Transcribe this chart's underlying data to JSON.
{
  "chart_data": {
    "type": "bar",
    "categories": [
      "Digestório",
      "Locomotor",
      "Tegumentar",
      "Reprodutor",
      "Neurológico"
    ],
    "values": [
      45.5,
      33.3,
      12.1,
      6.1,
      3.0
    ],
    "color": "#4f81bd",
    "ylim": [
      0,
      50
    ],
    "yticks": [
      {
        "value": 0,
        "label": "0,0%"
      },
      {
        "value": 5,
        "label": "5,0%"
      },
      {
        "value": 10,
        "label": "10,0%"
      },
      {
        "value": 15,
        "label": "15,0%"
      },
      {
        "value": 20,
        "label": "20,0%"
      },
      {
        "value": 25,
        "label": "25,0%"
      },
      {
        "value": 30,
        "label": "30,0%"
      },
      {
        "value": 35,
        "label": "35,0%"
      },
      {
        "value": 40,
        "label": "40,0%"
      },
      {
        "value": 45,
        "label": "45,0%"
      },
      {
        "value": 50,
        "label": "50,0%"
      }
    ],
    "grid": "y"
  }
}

------------

- [YOUR TASK]:
Copy out every entry again, exactly as it was given.

- [WRITTEN RESPONSE]:
Transcribe this chart's underlying data to JSON.
{
  "chart_data": {
    "type": "bar",
    "categories": [
      "Digestório",
      "Locomotor",
      "Tegumentar",
      "Reprodutor",
      "Neurológico"
    ],
    "values": [
      45.5,
      33.3,
      12.1,
      6.1,
      3.0
    ],
    "color": "#4f81bd",
    "ylim": [
      0,
      50
    ],
    "yticks": [
      {
        "value": 0,
        "label": "0,0%"
      },
      {
        "value": 5,
        "label": "5,0%"
      },
      {
        "value": 10,
        "label": "10,0%"
      },
      {
        "value": 15,
        "label": "15,0%"
      },
      {
        "value": 20,
        "label": "20,0%"
      },
      {
        "value": 25,
        "label": "25,0%"
      },
      {
        "value": 30,
        "label": "30,0%"
      },
      {
        "value": 35,
        "label": "35,0%"
      },
      {
        "value": 40,
        "label": "40,0%"
      },
      {
        "value": 45,
        "label": "45,0%"
      },
      {
        "value": 50,
        "label": "50,0%"
      }
    ],
    "grid": "y"
  }
}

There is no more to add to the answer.